[Figure content listings]

[start]

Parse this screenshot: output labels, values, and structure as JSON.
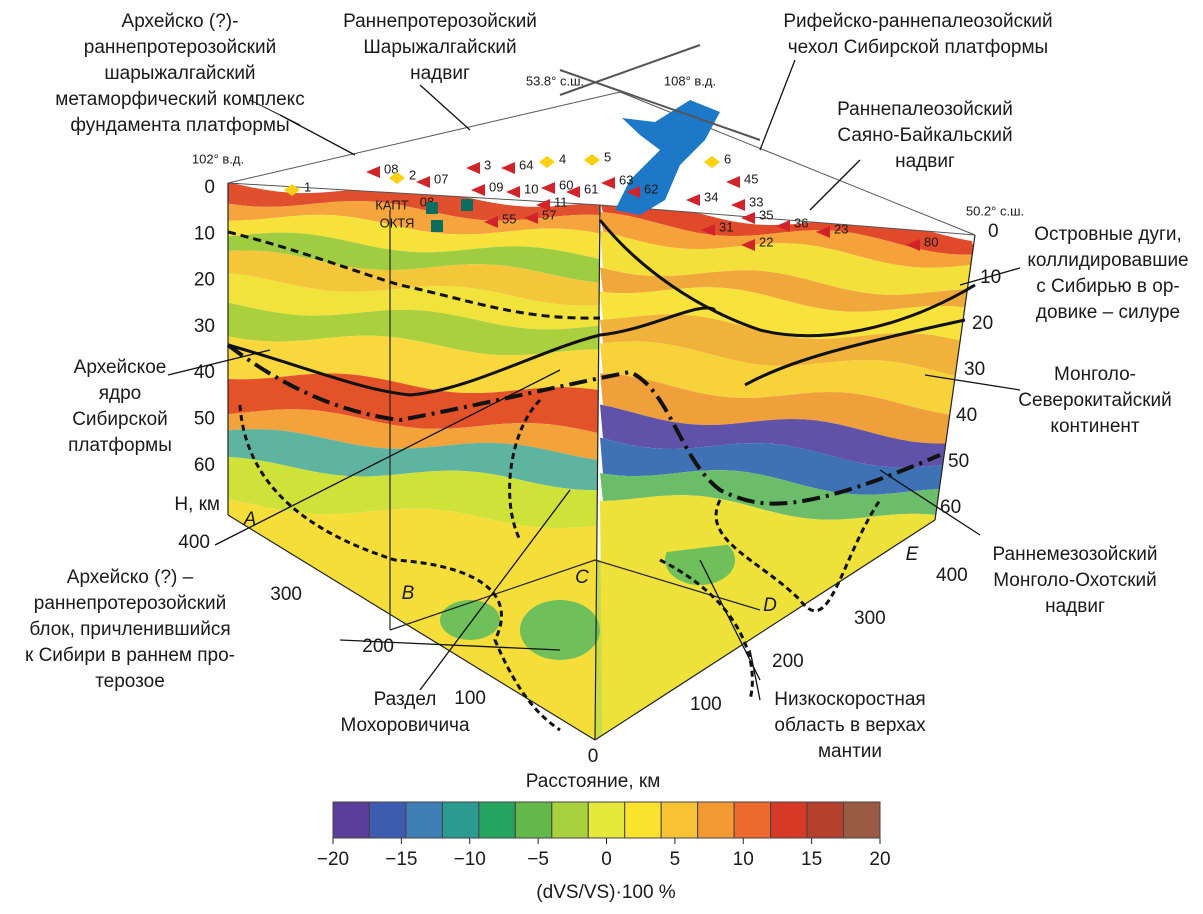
{
  "annotations": [
    {
      "lines": [
        "Архейско (?)-",
        "раннепротерозойский",
        "шарыжалгайский",
        "метаморфический комплекс",
        "фундамента платформы"
      ]
    },
    {
      "lines": [
        "Раннепротерозойский",
        "Шарыжалгайский",
        "надвиг"
      ]
    },
    {
      "lines": [
        "Рифейско-раннепалеозойский",
        "чехол Сибирской платформы"
      ]
    },
    {
      "lines": [
        "Раннепалеозойский",
        "Саяно-Байкальский",
        "надвиг"
      ]
    },
    {
      "lines": [
        "Островные дуги,",
        "коллидировавшие",
        "с Сибирью в  ор-",
        "довике – силуре"
      ]
    },
    {
      "lines": [
        "Монголо-",
        "Северокитайский",
        "континент"
      ]
    },
    {
      "lines": [
        "Раннемезозойский",
        "Монголо-Охотский",
        "надвиг"
      ]
    },
    {
      "lines": [
        "Низкоскоростная",
        "область в верхах",
        "мантии"
      ]
    },
    {
      "lines": [
        "Раздел",
        "Мохоровичича"
      ]
    },
    {
      "lines": [
        "Архейско (?) –",
        "раннепротерозойский",
        "блок, причленившийся",
        "к Сибири в раннем про-",
        "терозое"
      ]
    },
    {
      "lines": [
        "Архейское",
        "ядро",
        "Сибирской",
        "платформы"
      ]
    }
  ],
  "coordinates": [
    "102° в.д.",
    "53.8° с.ш.",
    "108° в.д.",
    "50.2° с.ш."
  ],
  "depth_axis": {
    "label": "H, км",
    "left_ticks": [
      0,
      10,
      20,
      30,
      40,
      50,
      60
    ],
    "right_ticks": [
      0,
      10,
      20,
      30,
      40,
      50,
      60
    ]
  },
  "distance_axis": {
    "label": "Расстояние, км",
    "left_ticks": [
      400,
      300,
      200,
      100
    ],
    "origin": 0,
    "right_ticks": [
      100,
      200,
      300,
      400
    ]
  },
  "corners": [
    "A",
    "B",
    "C",
    "D",
    "E"
  ],
  "stations": [
    "1",
    "08",
    "2",
    "07",
    "3",
    "64",
    "4",
    "5",
    "6",
    "08",
    "09",
    "10",
    "60",
    "61",
    "63",
    "62",
    "45",
    "55",
    "57",
    "11",
    "33",
    "34",
    "35",
    "36",
    "31",
    "22",
    "23",
    "80",
    "КАПТ",
    "ОКТЯ"
  ],
  "colorbar": {
    "label": "(dVS/VS)·100 %",
    "ticks": [
      {
        "value": -20,
        "label": "−20"
      },
      {
        "value": -15,
        "label": "−15"
      },
      {
        "value": -10,
        "label": "−10"
      },
      {
        "value": -5,
        "label": "−5"
      },
      0,
      5,
      10,
      15,
      20
    ],
    "colors": [
      "#5b3d9c",
      "#3d5cb0",
      "#3f7fb4",
      "#2b9a91",
      "#25a35f",
      "#62b94a",
      "#a9d03d",
      "#e4e838",
      "#fbe22c",
      "#f8c234",
      "#f39a33",
      "#ec6a2c",
      "#d63a26",
      "#b5402e",
      "#9a5a44"
    ]
  }
}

[end]

● **YOUR INSTRUCTIONS**: Without the pictures, extract every entry verbatim.

● **OUTPUT OF THE TASK**:
Parse this screenshot: output labels, values, and structure as JSON.
{
  "annotations": [
    {
      "lines": [
        "Архейско (?)-",
        "раннепротерозойский",
        "шарыжалгайский",
        "метаморфический комплекс",
        "фундамента платформы"
      ]
    },
    {
      "lines": [
        "Раннепротерозойский",
        "Шарыжалгайский",
        "надвиг"
      ]
    },
    {
      "lines": [
        "Рифейско-раннепалеозойский",
        "чехол Сибирской платформы"
      ]
    },
    {
      "lines": [
        "Раннепалеозойский",
        "Саяно-Байкальский",
        "надвиг"
      ]
    },
    {
      "lines": [
        "Островные дуги,",
        "коллидировавшие",
        "с Сибирью в  ор-",
        "довике – силуре"
      ]
    },
    {
      "lines": [
        "Монголо-",
        "Северокитайский",
        "континент"
      ]
    },
    {
      "lines": [
        "Раннемезозойский",
        "Монголо-Охотский",
        "надвиг"
      ]
    },
    {
      "lines": [
        "Низкоскоростная",
        "область в верхах",
        "мантии"
      ]
    },
    {
      "lines": [
        "Раздел",
        "Мохоровичича"
      ]
    },
    {
      "lines": [
        "Архейско (?) –",
        "раннепротерозойский",
        "блок, причленившийся",
        "к Сибири в раннем про-",
        "терозое"
      ]
    },
    {
      "lines": [
        "Архейское",
        "ядро",
        "Сибирской",
        "платформы"
      ]
    }
  ],
  "coordinates": [
    "102° в.д.",
    "53.8° с.ш.",
    "108° в.д.",
    "50.2° с.ш."
  ],
  "depth_axis": {
    "label": "H, км",
    "left_ticks": [
      0,
      10,
      20,
      30,
      40,
      50,
      60
    ],
    "right_ticks": [
      0,
      10,
      20,
      30,
      40,
      50,
      60
    ]
  },
  "distance_axis": {
    "label": "Расстояние, км",
    "left_ticks": [
      400,
      300,
      200,
      100
    ],
    "origin": 0,
    "right_ticks": [
      100,
      200,
      300,
      400
    ]
  },
  "corners": [
    "A",
    "B",
    "C",
    "D",
    "E"
  ],
  "stations": [
    "1",
    "08",
    "2",
    "07",
    "3",
    "64",
    "4",
    "5",
    "6",
    "08",
    "09",
    "10",
    "60",
    "61",
    "63",
    "62",
    "45",
    "55",
    "57",
    "11",
    "33",
    "34",
    "35",
    "36",
    "31",
    "22",
    "23",
    "80",
    "КАПТ",
    "ОКТЯ"
  ],
  "colorbar": {
    "label": "(dVS/VS)·100 %",
    "ticks": [
      {
        "value": -20,
        "label": "−20"
      },
      {
        "value": -15,
        "label": "−15"
      },
      {
        "value": -10,
        "label": "−10"
      },
      {
        "value": -5,
        "label": "−5"
      },
      0,
      5,
      10,
      15,
      20
    ],
    "colors": [
      "#5b3d9c",
      "#3d5cb0",
      "#3f7fb4",
      "#2b9a91",
      "#25a35f",
      "#62b94a",
      "#a9d03d",
      "#e4e838",
      "#fbe22c",
      "#f8c234",
      "#f39a33",
      "#ec6a2c",
      "#d63a26",
      "#b5402e",
      "#9a5a44"
    ]
  }
}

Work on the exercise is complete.